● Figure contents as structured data
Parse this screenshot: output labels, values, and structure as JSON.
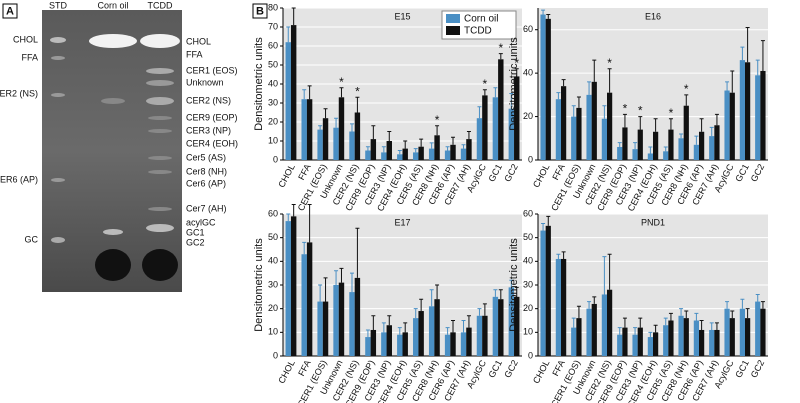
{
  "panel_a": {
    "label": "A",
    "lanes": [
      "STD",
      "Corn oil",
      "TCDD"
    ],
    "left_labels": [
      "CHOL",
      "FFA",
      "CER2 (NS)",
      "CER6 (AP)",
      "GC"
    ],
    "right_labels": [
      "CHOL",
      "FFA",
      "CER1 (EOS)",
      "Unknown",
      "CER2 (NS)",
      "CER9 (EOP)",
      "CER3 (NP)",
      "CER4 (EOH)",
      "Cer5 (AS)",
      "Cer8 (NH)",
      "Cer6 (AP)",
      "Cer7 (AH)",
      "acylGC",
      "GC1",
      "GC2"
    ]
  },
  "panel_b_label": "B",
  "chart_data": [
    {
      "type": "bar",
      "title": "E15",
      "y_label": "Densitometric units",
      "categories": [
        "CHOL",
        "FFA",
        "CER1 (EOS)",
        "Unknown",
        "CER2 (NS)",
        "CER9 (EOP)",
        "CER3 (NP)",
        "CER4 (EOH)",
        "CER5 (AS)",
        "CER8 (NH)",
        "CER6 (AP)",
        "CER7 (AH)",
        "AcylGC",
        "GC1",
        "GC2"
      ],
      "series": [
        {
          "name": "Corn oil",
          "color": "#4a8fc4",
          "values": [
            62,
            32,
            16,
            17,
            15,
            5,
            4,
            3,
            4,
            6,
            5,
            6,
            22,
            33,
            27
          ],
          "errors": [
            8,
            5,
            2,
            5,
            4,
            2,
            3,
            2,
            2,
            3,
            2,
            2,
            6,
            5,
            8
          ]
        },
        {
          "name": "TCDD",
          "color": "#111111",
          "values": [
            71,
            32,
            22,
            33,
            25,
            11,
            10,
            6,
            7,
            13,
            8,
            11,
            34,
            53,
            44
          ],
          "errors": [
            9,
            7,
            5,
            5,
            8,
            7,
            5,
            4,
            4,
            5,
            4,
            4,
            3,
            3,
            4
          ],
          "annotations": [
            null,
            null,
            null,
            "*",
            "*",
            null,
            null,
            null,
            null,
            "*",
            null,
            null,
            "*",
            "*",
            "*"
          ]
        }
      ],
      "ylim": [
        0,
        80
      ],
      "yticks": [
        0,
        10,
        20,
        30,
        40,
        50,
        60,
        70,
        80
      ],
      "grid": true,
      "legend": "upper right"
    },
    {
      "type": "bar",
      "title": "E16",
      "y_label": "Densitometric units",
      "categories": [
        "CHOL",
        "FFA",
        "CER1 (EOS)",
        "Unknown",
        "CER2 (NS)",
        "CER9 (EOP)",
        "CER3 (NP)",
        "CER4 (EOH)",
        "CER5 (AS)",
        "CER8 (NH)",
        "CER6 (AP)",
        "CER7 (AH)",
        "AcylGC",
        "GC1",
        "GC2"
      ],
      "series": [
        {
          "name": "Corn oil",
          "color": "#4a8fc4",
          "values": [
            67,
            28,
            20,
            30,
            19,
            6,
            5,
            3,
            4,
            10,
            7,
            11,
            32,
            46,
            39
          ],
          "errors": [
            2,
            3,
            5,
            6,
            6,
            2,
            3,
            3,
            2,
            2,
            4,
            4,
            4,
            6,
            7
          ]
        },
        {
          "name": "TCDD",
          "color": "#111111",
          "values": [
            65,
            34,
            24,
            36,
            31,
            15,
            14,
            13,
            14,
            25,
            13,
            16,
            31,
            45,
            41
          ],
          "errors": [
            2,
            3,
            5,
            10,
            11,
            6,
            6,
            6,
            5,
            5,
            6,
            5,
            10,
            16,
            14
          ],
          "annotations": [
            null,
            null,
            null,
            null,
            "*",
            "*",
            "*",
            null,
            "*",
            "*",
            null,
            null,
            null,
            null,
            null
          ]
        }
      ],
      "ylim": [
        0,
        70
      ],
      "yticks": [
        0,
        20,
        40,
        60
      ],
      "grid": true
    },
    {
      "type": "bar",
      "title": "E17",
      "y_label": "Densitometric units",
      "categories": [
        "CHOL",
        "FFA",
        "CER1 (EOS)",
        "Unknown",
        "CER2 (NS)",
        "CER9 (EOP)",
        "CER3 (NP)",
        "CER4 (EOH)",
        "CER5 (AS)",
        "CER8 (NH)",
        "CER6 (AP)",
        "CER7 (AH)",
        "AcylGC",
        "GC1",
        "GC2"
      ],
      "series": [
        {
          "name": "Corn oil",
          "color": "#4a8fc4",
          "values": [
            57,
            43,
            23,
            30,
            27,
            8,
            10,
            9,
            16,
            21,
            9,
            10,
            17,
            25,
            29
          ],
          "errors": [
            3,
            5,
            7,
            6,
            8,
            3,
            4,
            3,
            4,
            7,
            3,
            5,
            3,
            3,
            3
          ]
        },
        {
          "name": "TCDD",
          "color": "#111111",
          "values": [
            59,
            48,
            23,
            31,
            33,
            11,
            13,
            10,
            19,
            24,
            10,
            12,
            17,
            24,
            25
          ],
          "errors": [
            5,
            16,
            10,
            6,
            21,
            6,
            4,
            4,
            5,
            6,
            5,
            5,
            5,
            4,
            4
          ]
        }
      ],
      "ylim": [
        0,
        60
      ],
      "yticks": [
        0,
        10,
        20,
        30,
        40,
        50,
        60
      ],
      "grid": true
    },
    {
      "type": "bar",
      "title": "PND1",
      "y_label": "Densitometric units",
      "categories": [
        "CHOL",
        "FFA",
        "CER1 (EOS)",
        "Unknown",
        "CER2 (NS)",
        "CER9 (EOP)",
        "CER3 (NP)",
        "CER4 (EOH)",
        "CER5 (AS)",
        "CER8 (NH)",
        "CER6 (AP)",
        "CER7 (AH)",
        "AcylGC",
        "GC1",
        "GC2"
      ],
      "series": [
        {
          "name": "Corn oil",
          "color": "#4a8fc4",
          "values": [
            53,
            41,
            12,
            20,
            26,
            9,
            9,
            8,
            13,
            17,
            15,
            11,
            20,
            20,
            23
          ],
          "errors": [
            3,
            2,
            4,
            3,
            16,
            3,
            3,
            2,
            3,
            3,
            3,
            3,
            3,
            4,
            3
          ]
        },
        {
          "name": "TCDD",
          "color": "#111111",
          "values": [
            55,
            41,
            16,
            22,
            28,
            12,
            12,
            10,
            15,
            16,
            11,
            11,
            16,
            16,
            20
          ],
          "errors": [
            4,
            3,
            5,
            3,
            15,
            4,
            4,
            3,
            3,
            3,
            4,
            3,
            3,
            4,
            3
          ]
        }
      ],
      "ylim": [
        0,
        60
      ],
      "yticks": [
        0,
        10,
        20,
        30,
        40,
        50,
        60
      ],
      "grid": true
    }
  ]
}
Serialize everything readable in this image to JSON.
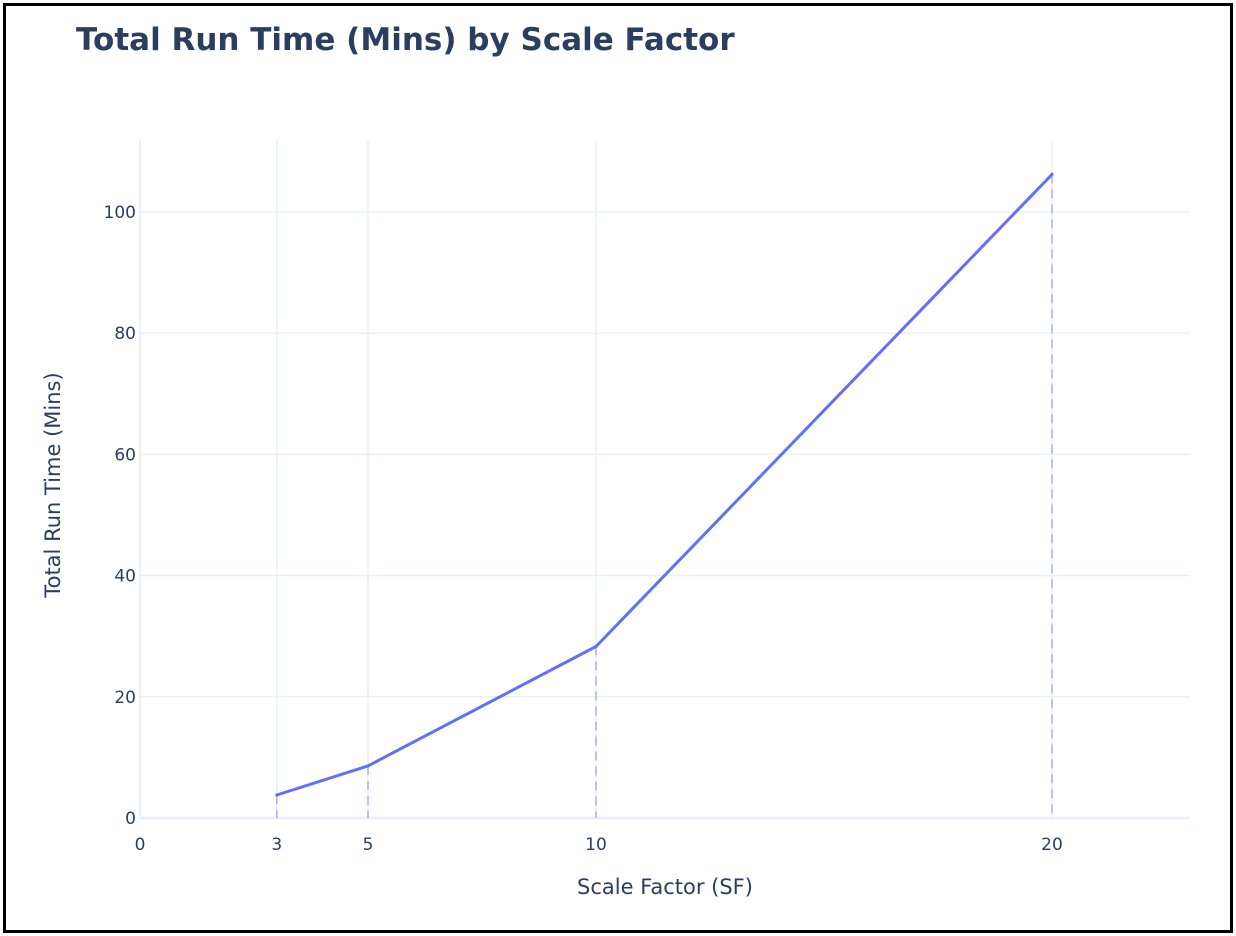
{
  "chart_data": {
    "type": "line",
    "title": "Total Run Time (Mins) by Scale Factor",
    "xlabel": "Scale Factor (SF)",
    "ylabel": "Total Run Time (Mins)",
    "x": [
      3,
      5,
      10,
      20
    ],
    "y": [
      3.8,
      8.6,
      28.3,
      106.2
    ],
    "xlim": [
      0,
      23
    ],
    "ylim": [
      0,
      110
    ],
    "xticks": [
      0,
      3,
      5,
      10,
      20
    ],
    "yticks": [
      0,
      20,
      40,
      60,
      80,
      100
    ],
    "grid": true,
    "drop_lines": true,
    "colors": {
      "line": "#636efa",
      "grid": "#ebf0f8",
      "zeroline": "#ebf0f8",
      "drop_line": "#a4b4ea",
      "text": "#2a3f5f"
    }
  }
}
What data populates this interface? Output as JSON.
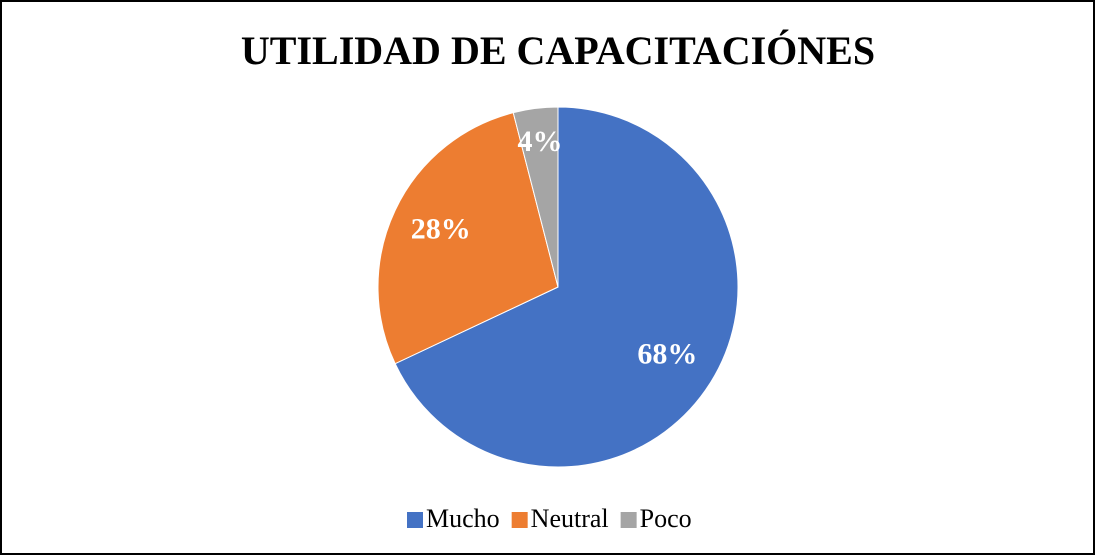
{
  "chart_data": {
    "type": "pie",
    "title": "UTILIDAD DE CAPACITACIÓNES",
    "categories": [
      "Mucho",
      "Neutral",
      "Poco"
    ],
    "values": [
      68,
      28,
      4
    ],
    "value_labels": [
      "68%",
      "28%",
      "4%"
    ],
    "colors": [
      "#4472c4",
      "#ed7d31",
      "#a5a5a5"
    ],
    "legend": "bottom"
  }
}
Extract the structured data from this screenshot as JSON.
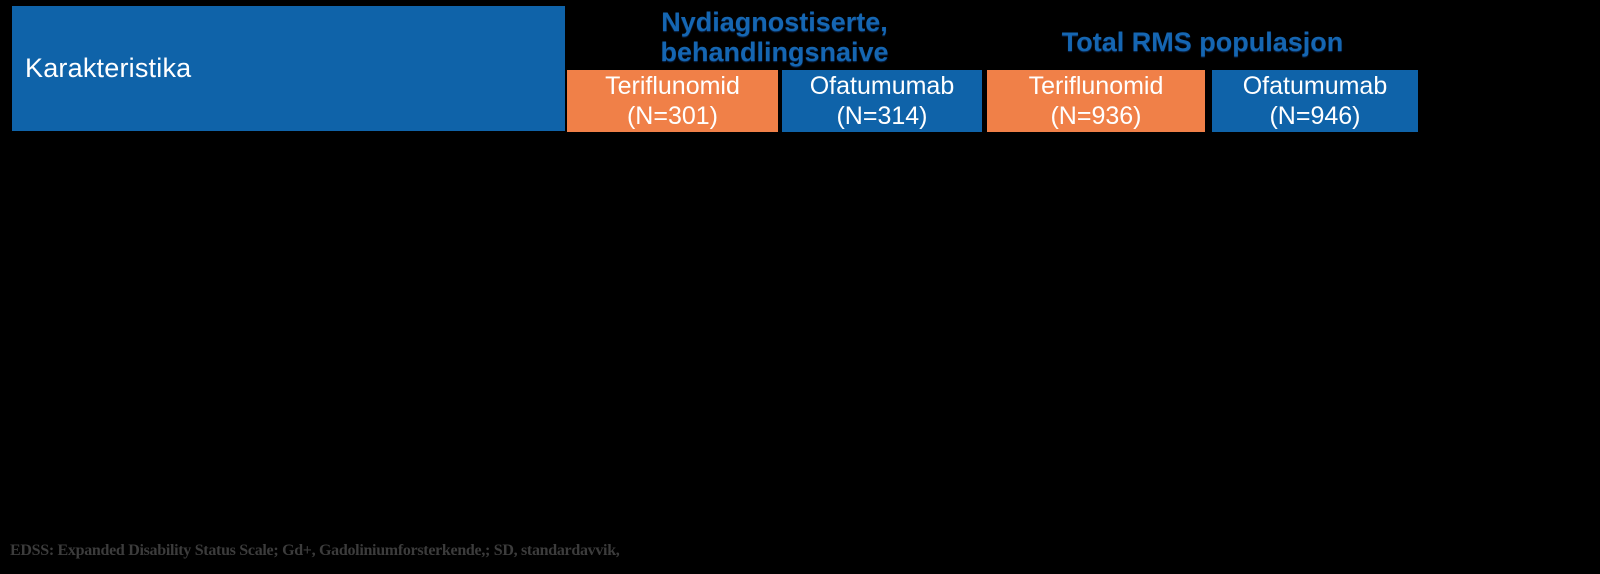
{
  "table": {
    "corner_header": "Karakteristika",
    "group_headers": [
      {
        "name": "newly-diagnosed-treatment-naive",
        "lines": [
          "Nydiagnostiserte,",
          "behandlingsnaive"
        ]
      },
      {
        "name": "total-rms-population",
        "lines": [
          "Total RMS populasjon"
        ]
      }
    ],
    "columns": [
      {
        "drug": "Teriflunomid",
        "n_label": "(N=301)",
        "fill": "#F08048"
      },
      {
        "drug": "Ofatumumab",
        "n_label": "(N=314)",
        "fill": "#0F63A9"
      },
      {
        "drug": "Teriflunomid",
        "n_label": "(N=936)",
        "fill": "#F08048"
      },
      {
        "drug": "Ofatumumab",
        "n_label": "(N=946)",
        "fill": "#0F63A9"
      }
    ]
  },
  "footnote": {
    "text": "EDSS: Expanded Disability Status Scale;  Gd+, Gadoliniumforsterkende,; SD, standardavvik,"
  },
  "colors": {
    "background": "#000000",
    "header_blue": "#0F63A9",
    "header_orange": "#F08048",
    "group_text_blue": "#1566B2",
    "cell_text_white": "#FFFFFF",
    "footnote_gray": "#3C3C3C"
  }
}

● Written request
What is the number of lines that contain "screenshot"? Reply with that number alone.

● Written reply
2